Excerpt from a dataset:
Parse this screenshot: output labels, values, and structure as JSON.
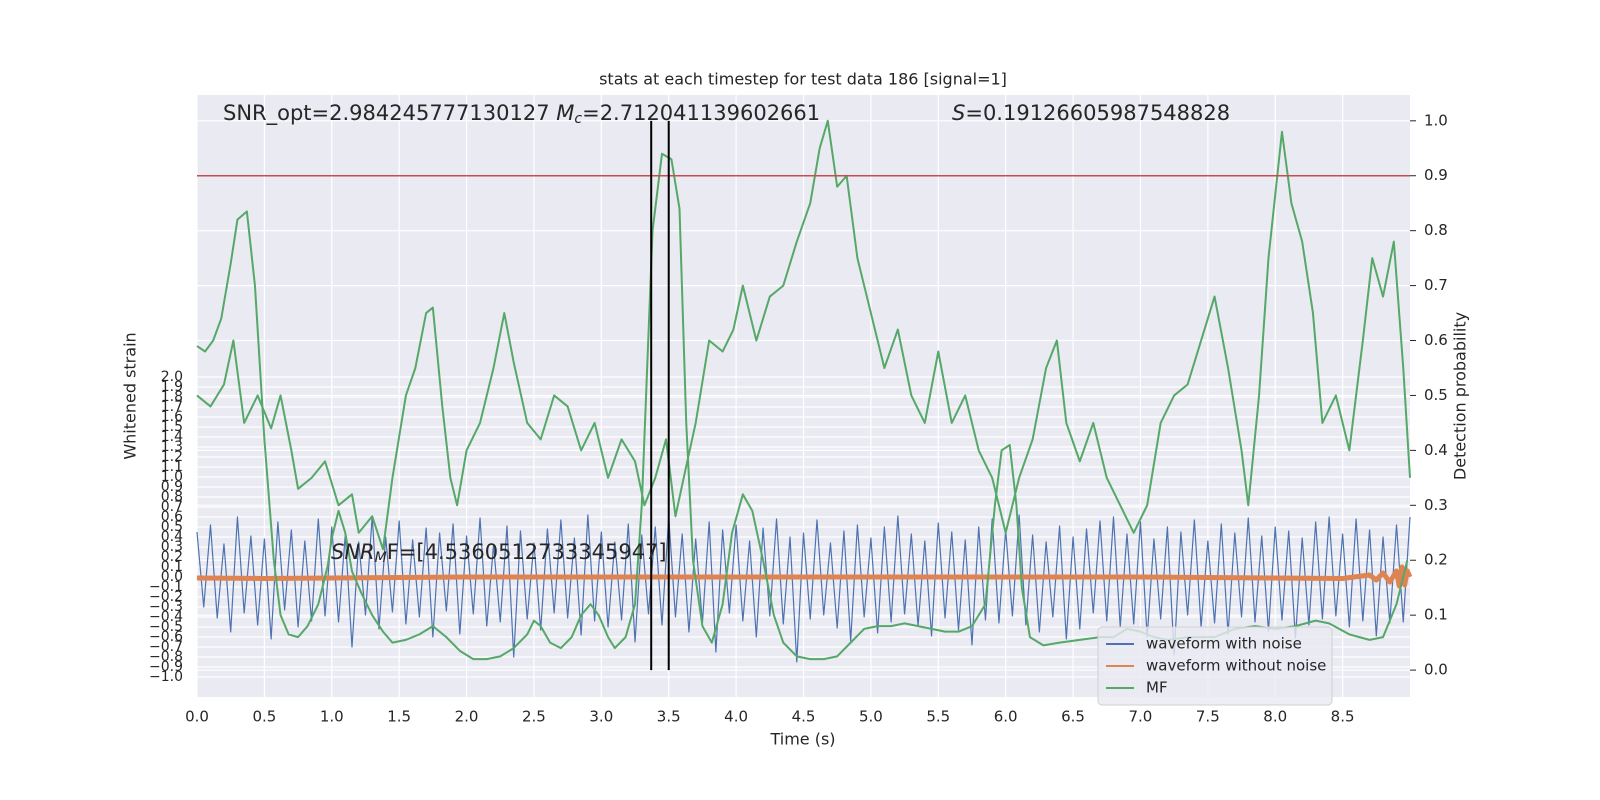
{
  "chart_data": {
    "type": "line",
    "title": "stats at each timestep for test data 186 [signal=1]",
    "xlabel": "Time (s)",
    "ylabel": "Whitened strain",
    "y2label": "Detection probability",
    "annotations": [
      "SNR_opt=2.984245777130127 ",
      "M",
      "c",
      "=2.712041139602661",
      "S",
      "=0.19126605987548828",
      "SNR",
      "M",
      "F=[4.5360512733345947]"
    ],
    "xlim": [
      0,
      9
    ],
    "ylim": [
      -1.2,
      4.82
    ],
    "y2lim": [
      -0.049,
      1.047
    ],
    "xticks": [
      {
        "value": 0,
        "label": "0.0"
      },
      {
        "value": 0.5,
        "label": "0.5"
      },
      {
        "value": 1,
        "label": "1.0"
      },
      {
        "value": 1.5,
        "label": "1.5"
      },
      {
        "value": 2,
        "label": "2.0"
      },
      {
        "value": 2.5,
        "label": "2.5"
      },
      {
        "value": 3,
        "label": "3.0"
      },
      {
        "value": 3.5,
        "label": "3.5"
      },
      {
        "value": 4,
        "label": "4.0"
      },
      {
        "value": 4.5,
        "label": "4.5"
      },
      {
        "value": 5,
        "label": "5.0"
      },
      {
        "value": 5.5,
        "label": "5.5"
      },
      {
        "value": 6,
        "label": "6.0"
      },
      {
        "value": 6.5,
        "label": "6.5"
      },
      {
        "value": 7,
        "label": "7.0"
      },
      {
        "value": 7.5,
        "label": "7.5"
      },
      {
        "value": 8,
        "label": "8.0"
      },
      {
        "value": 8.5,
        "label": "8.5"
      }
    ],
    "yticks": [
      {
        "value": -1,
        "label": "−1.0"
      },
      {
        "value": -0.9,
        "label": "−0.9"
      },
      {
        "value": -0.8,
        "label": "−0.8"
      },
      {
        "value": -0.7,
        "label": "−0.7"
      },
      {
        "value": -0.6,
        "label": "−0.6"
      },
      {
        "value": -0.5,
        "label": "−0.5"
      },
      {
        "value": -0.4,
        "label": "−0.4"
      },
      {
        "value": -0.3,
        "label": "−0.3"
      },
      {
        "value": -0.2,
        "label": "−0.2"
      },
      {
        "value": -0.1,
        "label": "−0.1"
      },
      {
        "value": 0,
        "label": "0.0"
      },
      {
        "value": 0.1,
        "label": "0.1"
      },
      {
        "value": 0.2,
        "label": "0.2"
      },
      {
        "value": 0.3,
        "label": "0.3"
      },
      {
        "value": 0.4,
        "label": "0.4"
      },
      {
        "value": 0.5,
        "label": "0.5"
      },
      {
        "value": 0.6,
        "label": "0.6"
      },
      {
        "value": 0.7,
        "label": "0.7"
      },
      {
        "value": 0.8,
        "label": "0.8"
      },
      {
        "value": 0.9,
        "label": "0.9"
      },
      {
        "value": 1,
        "label": "1.0"
      },
      {
        "value": 1.1,
        "label": "1.1"
      },
      {
        "value": 1.2,
        "label": "1.2"
      },
      {
        "value": 1.3,
        "label": "1.3"
      },
      {
        "value": 1.4,
        "label": "1.4"
      },
      {
        "value": 1.5,
        "label": "1.5"
      },
      {
        "value": 1.6,
        "label": "1.6"
      },
      {
        "value": 1.7,
        "label": "1.7"
      },
      {
        "value": 1.8,
        "label": "1.8"
      },
      {
        "value": 1.9,
        "label": "1.9"
      },
      {
        "value": 2,
        "label": "2.0"
      }
    ],
    "y2ticks": [
      {
        "value": 0,
        "label": "0.0"
      },
      {
        "value": 0.1,
        "label": "0.1"
      },
      {
        "value": 0.2,
        "label": "0.2"
      },
      {
        "value": 0.3,
        "label": "0.3"
      },
      {
        "value": 0.4,
        "label": "0.4"
      },
      {
        "value": 0.5,
        "label": "0.5"
      },
      {
        "value": 0.6,
        "label": "0.6"
      },
      {
        "value": 0.7,
        "label": "0.7"
      },
      {
        "value": 0.8,
        "label": "0.8"
      },
      {
        "value": 0.9,
        "label": "0.9"
      },
      {
        "value": 1,
        "label": "1.0"
      }
    ],
    "grid": true,
    "legend": "lower right",
    "hline": {
      "value": 0.9,
      "axis": "y2",
      "color": "#c44e52"
    },
    "vlines": {
      "x": [
        3.37,
        3.5
      ],
      "ymin": 0,
      "ymax": 1,
      "axis": "y2",
      "color": "#000000"
    },
    "series": [
      {
        "name": "waveform with noise",
        "color": "#4c72b0",
        "width": 1.2,
        "x": [
          0,
          0.05,
          0.1,
          0.15,
          0.2,
          0.25,
          0.3,
          0.35,
          0.4,
          0.45,
          0.5,
          0.55,
          0.6,
          0.65,
          0.7,
          0.75,
          0.8,
          0.85,
          0.9,
          0.95,
          1,
          1.05,
          1.1,
          1.15,
          1.2,
          1.25,
          1.3,
          1.35,
          1.4,
          1.45,
          1.5,
          1.55,
          1.6,
          1.65,
          1.7,
          1.75,
          1.8,
          1.85,
          1.9,
          1.95,
          2,
          2.05,
          2.1,
          2.15,
          2.2,
          2.25,
          2.3,
          2.35,
          2.4,
          2.45,
          2.5,
          2.55,
          2.6,
          2.65,
          2.7,
          2.75,
          2.8,
          2.85,
          2.9,
          2.95,
          3,
          3.05,
          3.1,
          3.15,
          3.2,
          3.25,
          3.3,
          3.35,
          3.4,
          3.45,
          3.5,
          3.55,
          3.6,
          3.65,
          3.7,
          3.75,
          3.8,
          3.85,
          3.9,
          3.95,
          4,
          4.05,
          4.1,
          4.15,
          4.2,
          4.25,
          4.3,
          4.35,
          4.4,
          4.45,
          4.5,
          4.55,
          4.6,
          4.65,
          4.7,
          4.75,
          4.8,
          4.85,
          4.9,
          4.95,
          5,
          5.05,
          5.1,
          5.15,
          5.2,
          5.25,
          5.3,
          5.35,
          5.4,
          5.45,
          5.5,
          5.55,
          5.6,
          5.65,
          5.7,
          5.75,
          5.8,
          5.85,
          5.9,
          5.95,
          6,
          6.05,
          6.1,
          6.15,
          6.2,
          6.25,
          6.3,
          6.35,
          6.4,
          6.45,
          6.5,
          6.55,
          6.6,
          6.65,
          6.7,
          6.75,
          6.8,
          6.85,
          6.9,
          6.95,
          7,
          7.05,
          7.1,
          7.15,
          7.2,
          7.25,
          7.3,
          7.35,
          7.4,
          7.45,
          7.5,
          7.55,
          7.6,
          7.65,
          7.7,
          7.75,
          7.8,
          7.85,
          7.9,
          7.95,
          8,
          8.05,
          8.1,
          8.15,
          8.2,
          8.25,
          8.3,
          8.35,
          8.4,
          8.45,
          8.5,
          8.55,
          8.6,
          8.65,
          8.7,
          8.75,
          8.8,
          8.85,
          8.9,
          8.95,
          9
        ],
        "values": [
          0.45,
          -0.3,
          0.52,
          -0.41,
          0.33,
          -0.55,
          0.6,
          -0.36,
          0.41,
          -0.48,
          0.38,
          -0.62,
          0.55,
          -0.33,
          0.47,
          -0.5,
          0.36,
          -0.44,
          0.58,
          -0.39,
          0.5,
          -0.45,
          0.42,
          -0.7,
          0.35,
          -0.38,
          0.61,
          -0.52,
          0.4,
          -0.35,
          0.56,
          -0.47,
          0.37,
          -0.4,
          0.49,
          -0.6,
          0.44,
          -0.34,
          0.53,
          -0.57,
          0.41,
          -0.37,
          0.59,
          -0.49,
          0.32,
          -0.45,
          0.51,
          -0.8,
          0.46,
          -0.42,
          0.34,
          -0.53,
          0.48,
          -0.36,
          0.57,
          -0.41,
          0.39,
          -0.58,
          0.62,
          -0.44,
          0.45,
          -0.5,
          0.35,
          -0.43,
          0.53,
          -0.65,
          0.42,
          -0.37,
          0.5,
          -0.48,
          0.6,
          -0.4,
          0.43,
          -0.55,
          0.38,
          -0.46,
          0.55,
          -0.75,
          0.47,
          -0.36,
          0.52,
          -0.44,
          0.36,
          -0.6,
          0.49,
          -0.39,
          0.58,
          -0.47,
          0.4,
          -0.85,
          0.44,
          -0.42,
          0.57,
          -0.38,
          0.34,
          -0.51,
          0.46,
          -0.64,
          0.52,
          -0.4,
          0.39,
          -0.56,
          0.5,
          -0.45,
          0.61,
          -0.37,
          0.43,
          -0.49,
          0.36,
          -0.59,
          0.54,
          -0.41,
          0.45,
          -0.53,
          0.37,
          -0.68,
          0.5,
          -0.43,
          0.58,
          -0.46,
          0.47,
          -0.39,
          0.62,
          -0.48,
          0.42,
          -0.55,
          0.35,
          -0.4,
          0.51,
          -0.62,
          0.4,
          -0.52,
          0.48,
          -0.36,
          0.56,
          -0.44,
          0.6,
          -0.5,
          0.43,
          -0.47,
          0.55,
          -0.6,
          0.38,
          -0.42,
          0.5,
          -0.78,
          0.45,
          -0.38,
          0.57,
          -0.5,
          0.36,
          -0.46,
          0.53,
          -0.57,
          0.44,
          -0.4,
          0.59,
          -0.45,
          0.41,
          -0.54,
          0.5,
          -0.43,
          0.46,
          -0.61,
          0.39,
          -0.48,
          0.55,
          -0.42,
          0.6,
          -0.39,
          0.43,
          -0.5,
          0.58,
          -0.44,
          0.47,
          -0.59,
          0.4,
          -0.46,
          0.52,
          -0.45,
          0.6
        ]
      },
      {
        "name": "waveform without noise",
        "color": "#dd8452",
        "width": 5,
        "x": [
          0,
          0.5,
          1,
          1.5,
          2,
          2.5,
          3,
          3.5,
          4,
          4.5,
          5,
          5.5,
          6,
          6.5,
          7,
          7.5,
          8,
          8.5,
          8.7,
          8.75,
          8.8,
          8.85,
          8.9,
          8.92,
          8.94,
          8.96,
          8.98,
          9
        ],
        "values": [
          -0.01,
          -0.015,
          -0.01,
          -0.005,
          0,
          0,
          0,
          0,
          0,
          0,
          0,
          0,
          0,
          0,
          0,
          -0.005,
          -0.01,
          -0.015,
          0.02,
          -0.03,
          0.04,
          -0.05,
          0.06,
          -0.09,
          0.1,
          -0.08,
          0.06,
          0
        ]
      },
      {
        "name": "MF",
        "color": "#55a868",
        "width": 2,
        "axis": "y2",
        "x": [
          0,
          0.06,
          0.12,
          0.18,
          0.25,
          0.3,
          0.37,
          0.43,
          0.5,
          0.57,
          0.62,
          0.68,
          0.75,
          0.82,
          0.9,
          0.97,
          1,
          1.05,
          1.1,
          1.15,
          1.22,
          1.3,
          1.38,
          1.45,
          1.55,
          1.65,
          1.75,
          1.85,
          1.95,
          2.05,
          2.15,
          2.25,
          2.35,
          2.45,
          2.5,
          2.55,
          2.62,
          2.7,
          2.78,
          2.85,
          2.92,
          2.98,
          3.05,
          3.1,
          3.18,
          3.25,
          3.3,
          3.38,
          3.45,
          3.52,
          3.58,
          3.63,
          3.68,
          3.75,
          3.82,
          3.9,
          3.97,
          4.05,
          4.12,
          4.2,
          4.28,
          4.35,
          4.45,
          4.55,
          4.65,
          4.75,
          4.85,
          4.95,
          5.05,
          5.15,
          5.25,
          5.35,
          5.45,
          5.55,
          5.65,
          5.75,
          5.85,
          5.92,
          5.97,
          6.03,
          6.08,
          6.12,
          6.18,
          6.28,
          6.4,
          6.55,
          6.7,
          6.8,
          6.9,
          7,
          7.1,
          7.2,
          7.35,
          7.45,
          7.55,
          7.7,
          7.85,
          8,
          8.15,
          8.3,
          8.4,
          8.55,
          8.7,
          8.8,
          8.9,
          8.98,
          null,
          0,
          0.1,
          0.2,
          0.27,
          0.35,
          0.45,
          0.55,
          0.62,
          0.7,
          0.75,
          0.85,
          0.95,
          1.05,
          1.15,
          1.2,
          1.3,
          1.38,
          1.45,
          1.55,
          1.62,
          1.7,
          1.75,
          1.82,
          1.88,
          1.93,
          2,
          2.1,
          2.2,
          2.28,
          2.35,
          2.45,
          2.55,
          2.65,
          2.75,
          2.85,
          2.95,
          3.05,
          3.15,
          3.25,
          3.32,
          3.4,
          3.48,
          3.55,
          3.62,
          3.7,
          3.8,
          3.9,
          3.98,
          4.05,
          4.15,
          4.25,
          4.35,
          4.45,
          4.55,
          4.62,
          4.68,
          4.75,
          4.82,
          4.9,
          5,
          5.1,
          5.2,
          5.3,
          5.4,
          5.5,
          5.6,
          5.7,
          5.8,
          5.9,
          6,
          6.1,
          6.2,
          6.3,
          6.38,
          6.45,
          6.55,
          6.65,
          6.75,
          6.85,
          6.95,
          7.05,
          7.15,
          7.25,
          7.35,
          7.45,
          7.55,
          7.65,
          7.75,
          7.8,
          7.88,
          7.95,
          8.05,
          8.12,
          8.2,
          8.28,
          8.35,
          8.45,
          8.55,
          8.65,
          8.72,
          8.8,
          8.88,
          8.95,
          9
        ],
        "values": [
          0.59,
          0.58,
          0.6,
          0.64,
          0.74,
          0.82,
          0.835,
          0.7,
          0.42,
          0.2,
          0.1,
          0.065,
          0.06,
          0.08,
          0.12,
          0.19,
          0.24,
          0.29,
          0.25,
          0.18,
          0.14,
          0.1,
          0.07,
          0.05,
          0.055,
          0.065,
          0.08,
          0.06,
          0.035,
          0.02,
          0.02,
          0.025,
          0.04,
          0.065,
          0.09,
          0.08,
          0.05,
          0.04,
          0.06,
          0.1,
          0.12,
          0.1,
          0.06,
          0.04,
          0.06,
          0.12,
          0.3,
          0.8,
          0.94,
          0.93,
          0.84,
          0.45,
          0.2,
          0.08,
          0.05,
          0.12,
          0.25,
          0.32,
          0.29,
          0.2,
          0.1,
          0.05,
          0.025,
          0.02,
          0.02,
          0.025,
          0.05,
          0.075,
          0.08,
          0.08,
          0.085,
          0.08,
          0.075,
          0.07,
          0.07,
          0.08,
          0.12,
          0.3,
          0.4,
          0.41,
          0.3,
          0.15,
          0.06,
          0.045,
          0.05,
          0.055,
          0.06,
          0.06,
          0.075,
          0.07,
          0.06,
          0.055,
          0.06,
          0.06,
          0.06,
          0.075,
          0.08,
          0.075,
          0.08,
          0.09,
          0.085,
          0.065,
          0.055,
          0.06,
          0.12,
          0.2,
          null,
          0.5,
          0.48,
          0.52,
          0.6,
          0.45,
          0.5,
          0.44,
          0.5,
          0.4,
          0.33,
          0.35,
          0.38,
          0.3,
          0.32,
          0.25,
          0.28,
          0.22,
          0.35,
          0.5,
          0.55,
          0.65,
          0.66,
          0.48,
          0.35,
          0.3,
          0.4,
          0.45,
          0.55,
          0.65,
          0.56,
          0.45,
          0.42,
          0.5,
          0.48,
          0.4,
          0.45,
          0.35,
          0.42,
          0.38,
          0.3,
          0.35,
          0.42,
          0.28,
          0.36,
          0.45,
          0.6,
          0.58,
          0.62,
          0.7,
          0.6,
          0.68,
          0.7,
          0.78,
          0.85,
          0.95,
          1,
          0.88,
          0.9,
          0.75,
          0.65,
          0.55,
          0.62,
          0.5,
          0.45,
          0.58,
          0.45,
          0.5,
          0.4,
          0.35,
          0.25,
          0.35,
          0.42,
          0.55,
          0.6,
          0.45,
          0.38,
          0.45,
          0.35,
          0.3,
          0.25,
          0.3,
          0.45,
          0.5,
          0.52,
          0.6,
          0.68,
          0.55,
          0.4,
          0.3,
          0.5,
          0.75,
          0.98,
          0.85,
          0.78,
          0.65,
          0.45,
          0.5,
          0.4,
          0.6,
          0.75,
          0.68,
          0.78,
          0.55,
          0.35
        ]
      }
    ]
  }
}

▶ _What the exercise asks_
Look through the data and gather every line with the string "waveform" in it.

▶ _Completed exercise_
        "name": "waveform with noise",
        "name": "waveform without noise",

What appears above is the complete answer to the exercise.